*** Block opens ***
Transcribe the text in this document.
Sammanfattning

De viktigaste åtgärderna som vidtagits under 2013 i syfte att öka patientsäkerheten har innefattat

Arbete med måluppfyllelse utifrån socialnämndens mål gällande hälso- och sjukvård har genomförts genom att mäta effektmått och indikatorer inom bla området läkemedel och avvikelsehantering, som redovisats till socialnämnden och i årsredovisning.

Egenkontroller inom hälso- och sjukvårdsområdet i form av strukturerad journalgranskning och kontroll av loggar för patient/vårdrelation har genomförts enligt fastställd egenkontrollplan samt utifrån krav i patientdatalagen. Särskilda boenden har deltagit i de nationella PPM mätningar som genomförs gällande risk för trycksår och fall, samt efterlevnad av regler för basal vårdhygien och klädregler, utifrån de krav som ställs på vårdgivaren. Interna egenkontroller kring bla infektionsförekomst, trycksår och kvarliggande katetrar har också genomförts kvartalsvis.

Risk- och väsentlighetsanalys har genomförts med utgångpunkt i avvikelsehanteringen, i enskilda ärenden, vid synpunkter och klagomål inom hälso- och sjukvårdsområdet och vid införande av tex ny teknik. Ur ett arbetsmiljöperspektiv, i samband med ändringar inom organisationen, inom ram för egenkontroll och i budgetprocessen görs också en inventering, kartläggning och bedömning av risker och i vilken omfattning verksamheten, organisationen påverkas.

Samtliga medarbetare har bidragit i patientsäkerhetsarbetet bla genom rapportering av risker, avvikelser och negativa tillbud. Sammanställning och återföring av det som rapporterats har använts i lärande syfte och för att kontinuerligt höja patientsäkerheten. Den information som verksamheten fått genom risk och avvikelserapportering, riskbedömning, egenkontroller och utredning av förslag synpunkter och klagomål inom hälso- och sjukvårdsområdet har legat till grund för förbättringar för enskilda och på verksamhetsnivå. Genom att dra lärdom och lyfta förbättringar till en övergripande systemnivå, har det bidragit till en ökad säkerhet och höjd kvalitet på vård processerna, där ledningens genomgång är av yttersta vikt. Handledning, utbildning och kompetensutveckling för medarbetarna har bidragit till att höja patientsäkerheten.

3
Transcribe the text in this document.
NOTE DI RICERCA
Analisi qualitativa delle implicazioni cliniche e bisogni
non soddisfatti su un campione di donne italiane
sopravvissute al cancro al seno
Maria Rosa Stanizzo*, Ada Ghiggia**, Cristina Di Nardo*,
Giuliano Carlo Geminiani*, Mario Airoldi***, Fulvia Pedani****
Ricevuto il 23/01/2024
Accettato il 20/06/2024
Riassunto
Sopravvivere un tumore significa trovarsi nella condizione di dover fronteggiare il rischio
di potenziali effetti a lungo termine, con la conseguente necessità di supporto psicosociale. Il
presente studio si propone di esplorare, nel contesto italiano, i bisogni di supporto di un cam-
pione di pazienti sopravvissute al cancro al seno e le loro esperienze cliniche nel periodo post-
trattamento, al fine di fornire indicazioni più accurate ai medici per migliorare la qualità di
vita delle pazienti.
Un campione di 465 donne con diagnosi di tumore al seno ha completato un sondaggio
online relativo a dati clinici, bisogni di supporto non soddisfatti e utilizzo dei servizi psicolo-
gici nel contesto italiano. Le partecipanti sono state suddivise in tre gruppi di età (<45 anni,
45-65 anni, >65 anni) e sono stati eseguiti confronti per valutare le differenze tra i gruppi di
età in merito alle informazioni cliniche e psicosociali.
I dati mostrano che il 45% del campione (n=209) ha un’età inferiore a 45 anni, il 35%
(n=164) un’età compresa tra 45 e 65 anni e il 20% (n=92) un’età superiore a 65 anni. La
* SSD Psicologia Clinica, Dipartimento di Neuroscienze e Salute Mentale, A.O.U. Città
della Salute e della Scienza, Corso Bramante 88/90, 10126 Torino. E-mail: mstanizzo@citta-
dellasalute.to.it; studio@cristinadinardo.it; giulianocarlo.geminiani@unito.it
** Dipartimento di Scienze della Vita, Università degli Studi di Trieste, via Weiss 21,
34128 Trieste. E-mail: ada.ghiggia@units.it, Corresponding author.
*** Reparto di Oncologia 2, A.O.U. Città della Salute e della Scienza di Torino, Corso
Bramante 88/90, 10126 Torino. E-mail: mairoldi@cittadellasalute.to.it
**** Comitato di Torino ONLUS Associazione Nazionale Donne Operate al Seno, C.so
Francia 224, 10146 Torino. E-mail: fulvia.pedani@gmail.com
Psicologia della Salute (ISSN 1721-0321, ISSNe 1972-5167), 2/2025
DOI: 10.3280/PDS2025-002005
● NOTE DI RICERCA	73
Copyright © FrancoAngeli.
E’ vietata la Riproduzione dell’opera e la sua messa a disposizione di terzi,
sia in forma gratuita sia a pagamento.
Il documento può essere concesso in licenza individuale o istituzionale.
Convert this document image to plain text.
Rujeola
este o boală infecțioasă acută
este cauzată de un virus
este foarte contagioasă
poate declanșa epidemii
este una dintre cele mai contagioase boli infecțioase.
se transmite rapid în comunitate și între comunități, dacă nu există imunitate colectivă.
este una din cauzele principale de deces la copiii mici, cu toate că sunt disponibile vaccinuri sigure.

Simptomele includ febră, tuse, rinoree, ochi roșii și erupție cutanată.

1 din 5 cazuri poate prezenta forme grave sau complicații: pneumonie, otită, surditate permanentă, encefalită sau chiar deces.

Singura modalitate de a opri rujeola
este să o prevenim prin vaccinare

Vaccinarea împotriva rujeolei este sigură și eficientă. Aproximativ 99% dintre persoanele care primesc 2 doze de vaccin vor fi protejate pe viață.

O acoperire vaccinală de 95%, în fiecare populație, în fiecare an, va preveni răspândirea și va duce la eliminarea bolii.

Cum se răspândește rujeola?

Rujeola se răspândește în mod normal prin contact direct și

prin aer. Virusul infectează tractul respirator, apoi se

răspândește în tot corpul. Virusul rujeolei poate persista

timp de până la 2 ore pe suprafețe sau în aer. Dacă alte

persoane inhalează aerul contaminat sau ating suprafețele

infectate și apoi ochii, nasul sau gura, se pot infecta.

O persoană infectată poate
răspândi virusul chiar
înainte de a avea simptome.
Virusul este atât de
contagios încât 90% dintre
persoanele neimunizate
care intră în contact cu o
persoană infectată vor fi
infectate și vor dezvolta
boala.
*** Block closes ***
▶ [DIRECTIONS FOR THIS TASK]:
When a line in the listing has the string "infectate" in it, return that line.

▶ [YOUR RESPONSE]:
infectate și apoi ochii, nasul sau gura, se pot infecta.
infectate și vor dezvolta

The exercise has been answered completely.